— AIM OF THE EXERCISE —
Return each line of the records with nothing changed, pictures excepted.

---------- DATA ROWS

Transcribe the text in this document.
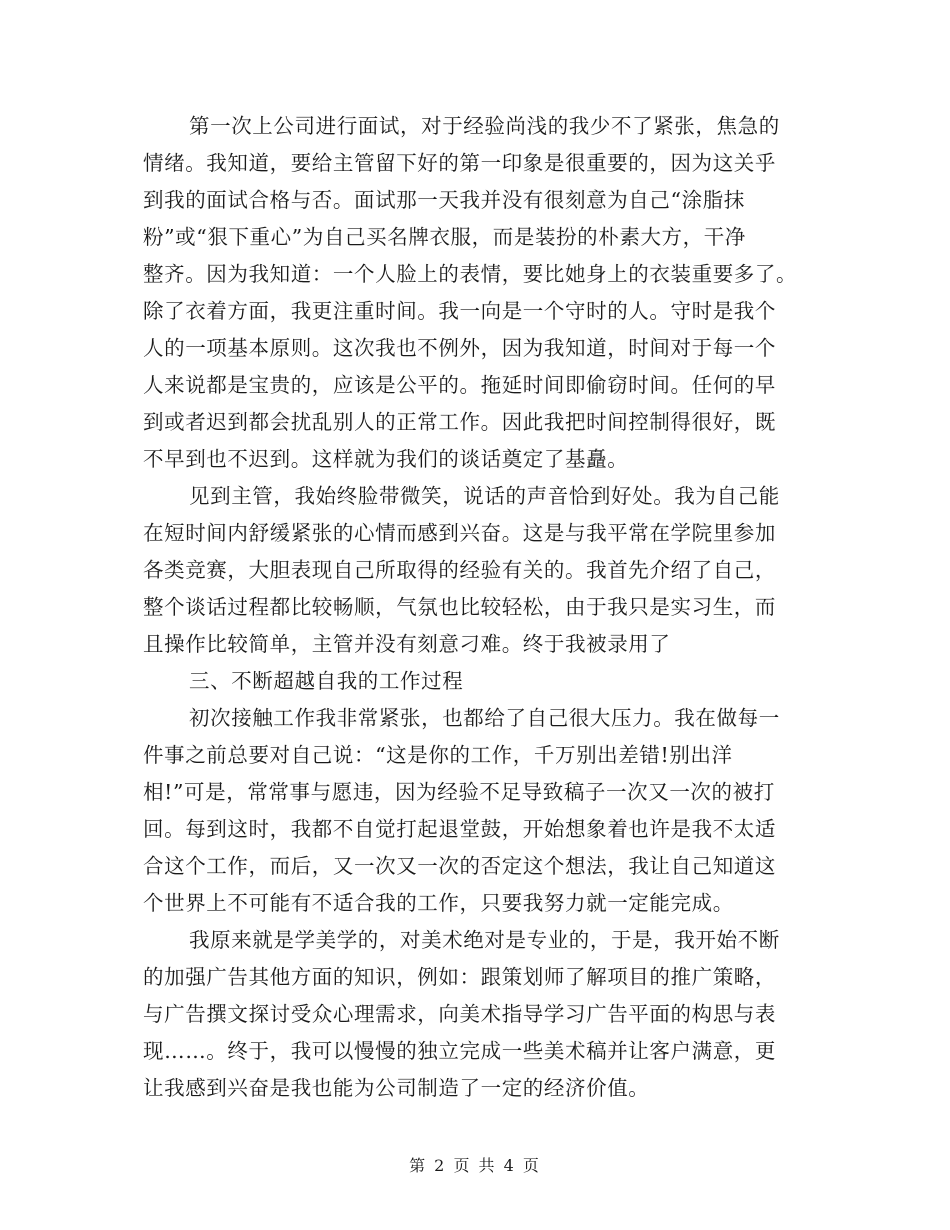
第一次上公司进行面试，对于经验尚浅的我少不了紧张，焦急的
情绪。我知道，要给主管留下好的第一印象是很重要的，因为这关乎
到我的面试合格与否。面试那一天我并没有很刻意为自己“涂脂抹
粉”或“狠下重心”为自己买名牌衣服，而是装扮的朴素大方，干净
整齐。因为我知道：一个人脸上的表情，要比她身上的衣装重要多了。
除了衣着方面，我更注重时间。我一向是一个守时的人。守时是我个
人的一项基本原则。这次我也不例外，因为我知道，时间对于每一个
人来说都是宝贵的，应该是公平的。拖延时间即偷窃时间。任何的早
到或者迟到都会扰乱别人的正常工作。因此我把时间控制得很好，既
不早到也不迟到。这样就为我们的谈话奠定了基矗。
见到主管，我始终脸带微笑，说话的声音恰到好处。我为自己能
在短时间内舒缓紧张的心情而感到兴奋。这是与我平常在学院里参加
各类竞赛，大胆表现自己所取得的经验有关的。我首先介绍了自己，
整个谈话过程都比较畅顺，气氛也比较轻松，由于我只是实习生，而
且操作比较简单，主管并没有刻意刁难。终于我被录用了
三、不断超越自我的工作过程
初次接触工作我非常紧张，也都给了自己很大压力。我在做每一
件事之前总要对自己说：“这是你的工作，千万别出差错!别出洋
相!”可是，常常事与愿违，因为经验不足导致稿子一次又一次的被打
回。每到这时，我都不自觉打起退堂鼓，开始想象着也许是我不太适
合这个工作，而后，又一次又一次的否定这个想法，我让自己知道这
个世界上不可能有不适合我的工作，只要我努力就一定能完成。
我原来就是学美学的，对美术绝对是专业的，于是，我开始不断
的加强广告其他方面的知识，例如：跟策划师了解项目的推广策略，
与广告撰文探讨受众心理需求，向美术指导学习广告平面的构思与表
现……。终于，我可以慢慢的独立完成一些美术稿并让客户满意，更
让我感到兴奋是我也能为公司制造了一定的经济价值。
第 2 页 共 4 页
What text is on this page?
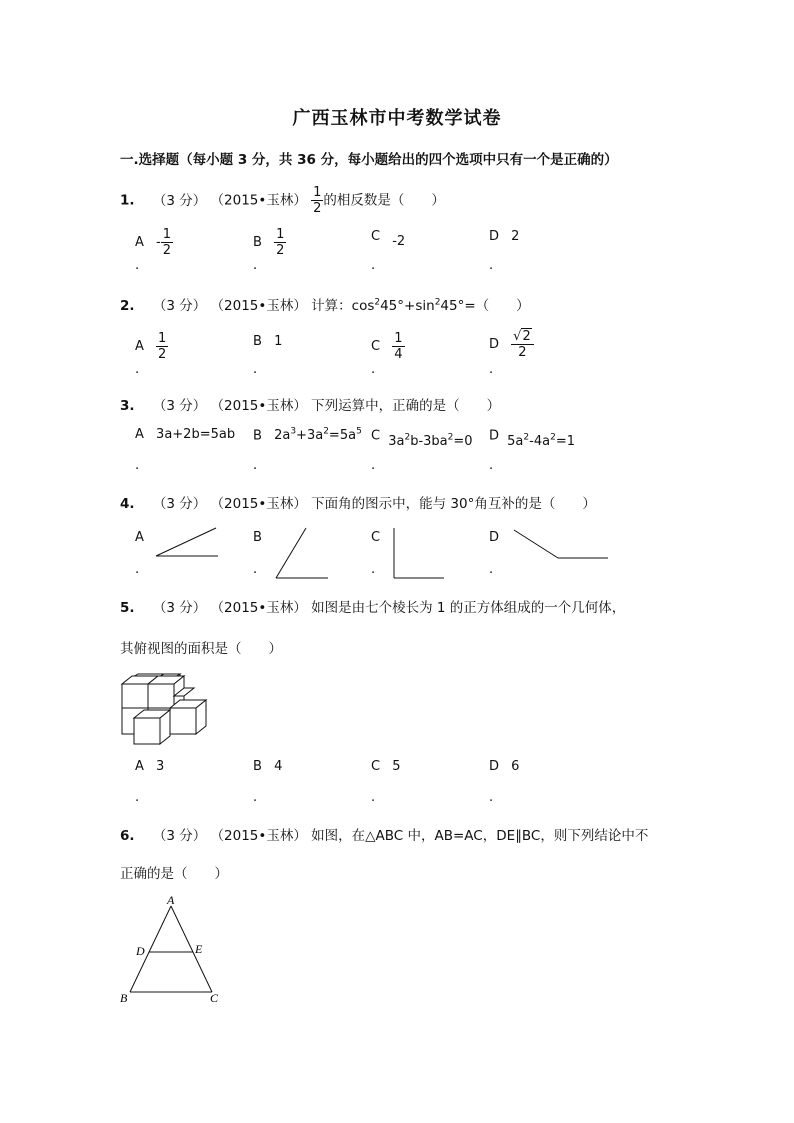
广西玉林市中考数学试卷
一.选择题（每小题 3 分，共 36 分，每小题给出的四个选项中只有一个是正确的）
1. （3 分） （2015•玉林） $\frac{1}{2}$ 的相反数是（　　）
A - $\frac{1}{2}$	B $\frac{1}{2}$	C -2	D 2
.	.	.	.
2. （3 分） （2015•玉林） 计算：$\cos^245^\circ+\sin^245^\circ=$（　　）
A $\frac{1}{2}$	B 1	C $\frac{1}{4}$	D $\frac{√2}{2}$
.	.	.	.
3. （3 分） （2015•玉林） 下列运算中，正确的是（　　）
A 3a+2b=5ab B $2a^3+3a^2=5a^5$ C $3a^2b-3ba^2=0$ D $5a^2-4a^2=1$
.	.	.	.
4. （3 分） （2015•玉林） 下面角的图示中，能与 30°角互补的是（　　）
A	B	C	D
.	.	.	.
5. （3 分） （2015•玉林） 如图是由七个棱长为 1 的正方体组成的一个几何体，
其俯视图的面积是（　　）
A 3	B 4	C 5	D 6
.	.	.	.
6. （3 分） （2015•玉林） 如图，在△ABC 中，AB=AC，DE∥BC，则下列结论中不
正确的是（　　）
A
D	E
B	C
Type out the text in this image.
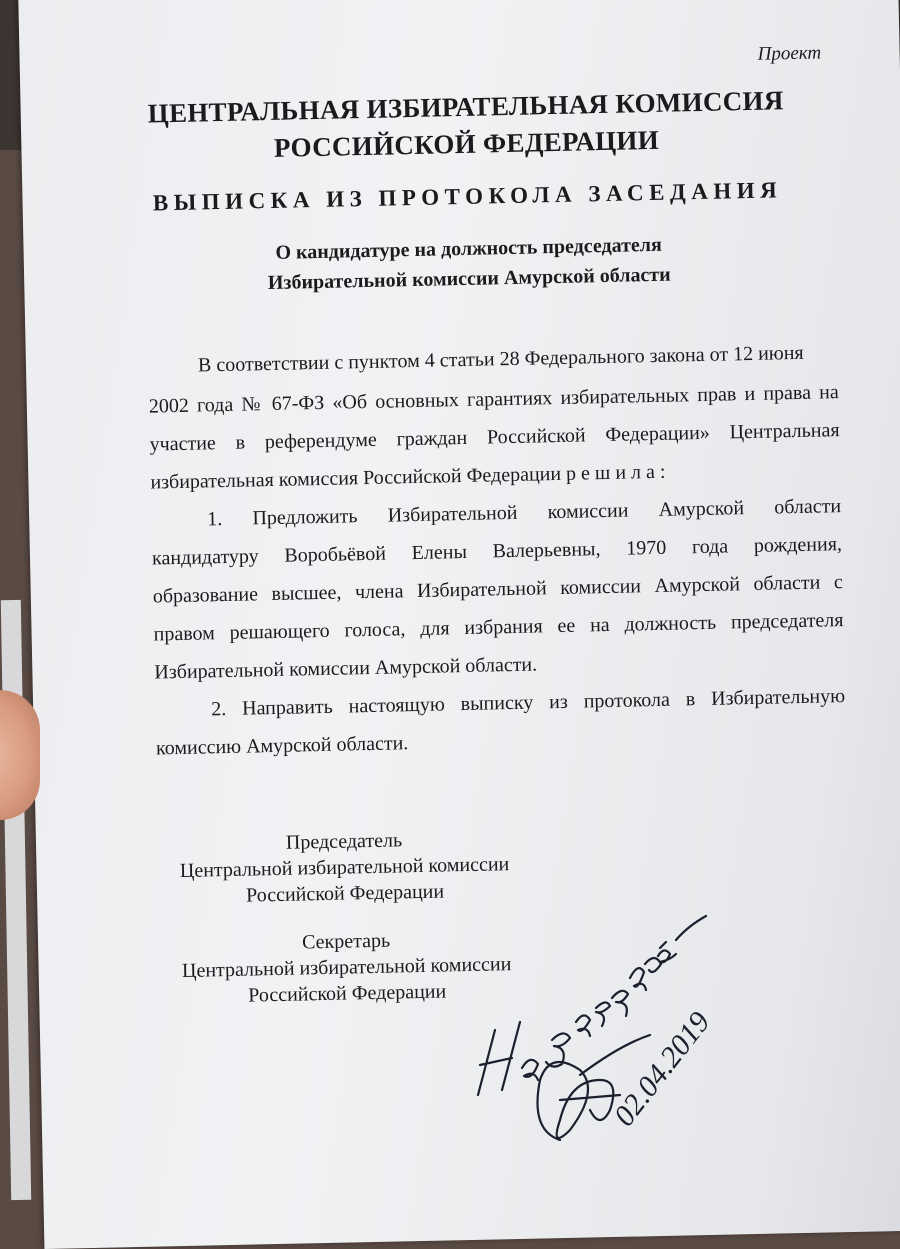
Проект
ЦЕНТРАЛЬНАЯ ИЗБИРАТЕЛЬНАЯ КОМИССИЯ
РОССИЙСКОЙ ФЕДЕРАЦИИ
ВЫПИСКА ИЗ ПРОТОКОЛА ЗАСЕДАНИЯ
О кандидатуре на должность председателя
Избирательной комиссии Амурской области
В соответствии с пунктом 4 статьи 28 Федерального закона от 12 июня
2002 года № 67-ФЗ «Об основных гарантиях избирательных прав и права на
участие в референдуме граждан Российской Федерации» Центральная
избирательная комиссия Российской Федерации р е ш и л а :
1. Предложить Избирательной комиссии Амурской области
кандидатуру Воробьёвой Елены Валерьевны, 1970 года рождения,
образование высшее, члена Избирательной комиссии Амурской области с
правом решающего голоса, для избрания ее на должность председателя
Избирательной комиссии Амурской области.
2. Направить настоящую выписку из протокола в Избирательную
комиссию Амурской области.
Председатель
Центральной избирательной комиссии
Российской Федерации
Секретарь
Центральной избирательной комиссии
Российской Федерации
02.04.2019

--------------------

— COMPLETED EXERCISE —
Transcribe the text in this document.
第一次上公司进行面试，对于经验尚浅的我少不了紧张，焦急的
情绪。我知道，要给主管留下好的第一印象是很重要的，因为这关乎
到我的面试合格与否。面试那一天我并没有很刻意为自己“涂脂抹
粉”或“狠下重心”为自己买名牌衣服，而是装扮的朴素大方，干净
整齐。因为我知道：一个人脸上的表情，要比她身上的衣装重要多了。
除了衣着方面，我更注重时间。我一向是一个守时的人。守时是我个
人的一项基本原则。这次我也不例外，因为我知道，时间对于每一个
人来说都是宝贵的，应该是公平的。拖延时间即偷窃时间。任何的早
到或者迟到都会扰乱别人的正常工作。因此我把时间控制得很好，既
不早到也不迟到。这样就为我们的谈话奠定了基矗。
见到主管，我始终脸带微笑，说话的声音恰到好处。我为自己能
在短时间内舒缓紧张的心情而感到兴奋。这是与我平常在学院里参加
各类竞赛，大胆表现自己所取得的经验有关的。我首先介绍了自己，
整个谈话过程都比较畅顺，气氛也比较轻松，由于我只是实习生，而
且操作比较简单，主管并没有刻意刁难。终于我被录用了
三、不断超越自我的工作过程
初次接触工作我非常紧张，也都给了自己很大压力。我在做每一
件事之前总要对自己说：“这是你的工作，千万别出差错!别出洋
相!”可是，常常事与愿违，因为经验不足导致稿子一次又一次的被打
回。每到这时，我都不自觉打起退堂鼓，开始想象着也许是我不太适
合这个工作，而后，又一次又一次的否定这个想法，我让自己知道这
个世界上不可能有不适合我的工作，只要我努力就一定能完成。
我原来就是学美学的，对美术绝对是专业的，于是，我开始不断
的加强广告其他方面的知识，例如：跟策划师了解项目的推广策略，
与广告撰文探讨受众心理需求，向美术指导学习广告平面的构思与表
现……。终于，我可以慢慢的独立完成一些美术稿并让客户满意，更
让我感到兴奋是我也能为公司制造了一定的经济价值。
第 2 页 共 4 页
What text is on this page?
广西玉林市中考数学试卷
一.选择题（每小题 3 分，共 36 分，每小题给出的四个选项中只有一个是正确的）
1. （3 分） （2015•玉林） $\frac{1}{2}$ 的相反数是（　　）
A - $\frac{1}{2}$	B $\frac{1}{2}$	C -2	D 2
.	.	.	.
2. （3 分） （2015•玉林） 计算：$\cos^245^\circ+\sin^245^\circ=$（　　）
A $\frac{1}{2}$	B 1	C $\frac{1}{4}$	D $\frac{√2}{2}$
.	.	.	.
3. （3 分） （2015•玉林） 下列运算中，正确的是（　　）
A 3a+2b=5ab B $2a^3+3a^2=5a^5$ C $3a^2b-3ba^2=0$ D $5a^2-4a^2=1$
.	.	.	.
4. （3 分） （2015•玉林） 下面角的图示中，能与 30°角互补的是（　　）
A	B	C	D
.	.	.	.
5. （3 分） （2015•玉林） 如图是由七个棱长为 1 的正方体组成的一个几何体，
其俯视图的面积是（　　）
A 3	B 4	C 5	D 6
.	.	.	.
6. （3 分） （2015•玉林） 如图，在△ABC 中，AB=AC，DE∥BC，则下列结论中不
正确的是（　　）
A
D	E
B	C
Type out the text in this image.
Проект
ЦЕНТРАЛЬНАЯ ИЗБИРАТЕЛЬНАЯ КОМИССИЯ
РОССИЙСКОЙ ФЕДЕРАЦИИ
ВЫПИСКА ИЗ ПРОТОКОЛА ЗАСЕДАНИЯ
О кандидатуре на должность председателя
Избирательной комиссии Амурской области
В соответствии с пунктом 4 статьи 28 Федерального закона от 12 июня
2002 года № 67-ФЗ «Об основных гарантиях избирательных прав и права на
участие в референдуме граждан Российской Федерации» Центральная
избирательная комиссия Российской Федерации р е ш и л а :
1. Предложить Избирательной комиссии Амурской области
кандидатуру Воробьёвой Елены Валерьевны, 1970 года рождения,
образование высшее, члена Избирательной комиссии Амурской области с
правом решающего голоса, для избрания ее на должность председателя
Избирательной комиссии Амурской области.
2. Направить настоящую выписку из протокола в Избирательную
комиссию Амурской области.
Председатель
Центральной избирательной комиссии
Российской Федерации
Секретарь
Центральной избирательной комиссии
Российской Федерации
02.04.2019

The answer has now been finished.